To do -
Which SPY charts does the S&P 500 market commentary below discuss? List them all.

THE MARKET (S&P 500)
IT Trend Model: BUY as of 11/14/2023
LT Trend Model: BUY as of 3/29/2023
SPY Daily Chart: Mega- and large-cap stocks are beginning to underperform based on relative strength to equal-weight RSP. This suggests the rally is broad but also fragile as mega-caps tend to lead the market. Their failed leadership could mean the market would follow them down. The PMO is overbought now as is the RSI. We've been looking for a decline to unwind our indicators but market internals seem to be winning out. Proof of strength is today's rally coming off yesterday's upside exhaustion climax.
The VIX continues to hover in overbought territory on our inverted scale. The upper Bollinger Band is about to meet it. A puncture might mean a downside pivot ahead. Stochastics remain strong. We still see internal strength.
Here is the recording from 11/27:
SPY Weekly Chart: The 2023 high has now been exceeded. Next up is the all-time high. We have a new weekly PMO Crossover BUY Signal so we aren't looking for the return of the bear.
SPY Monthly Chart: To clarify, the monthly PMO turned up as of the last trading day of November. This is bullish for the long term and tells us to expect a breakout above all-time highs. It also assuages any fears that the bear will return in the near term.
New 52-Week Highs/Lows: New Highs popped on today's rally so we no longer have any negative divergences visible. These readers are very high and overbought, but we've seen higher and given the strength of the rally, we could see more than we have in the past. Still we need to be watchful now that they have popped into overbought territory. The 10-DMA of the High-Low Differential had turned down this week, but it has reversed higher. It is also getting overbought.
Climax Analysis: Yesterday we had a marginal upside exhaustion climax with strong volume to back it up. The expectation was for prices to pull back, but that was not to be. Today we have unanimous climax readings on the relevant indicators and strong volume, giving us another upside exhaustion climax. Again we will look for prices to weaken next week.

Data excerpt -
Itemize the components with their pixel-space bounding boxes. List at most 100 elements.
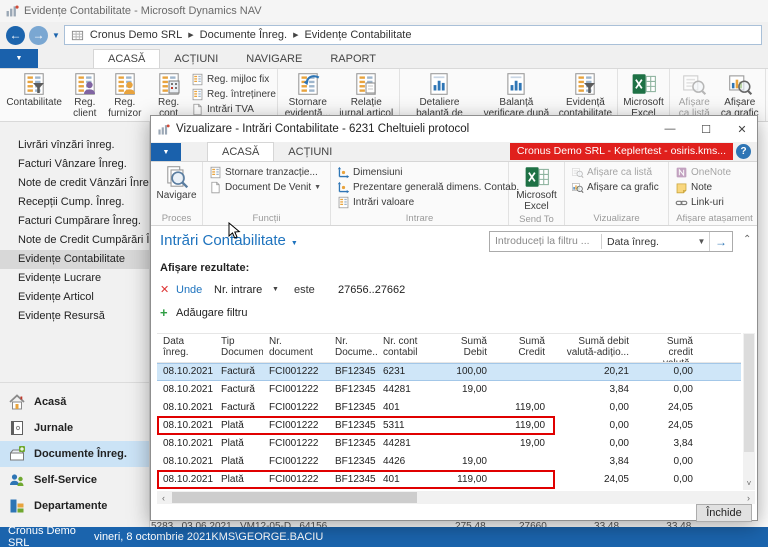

Output for this exercise -
SPY Daily Chart
SPY Weekly Chart
SPY Monthly Chart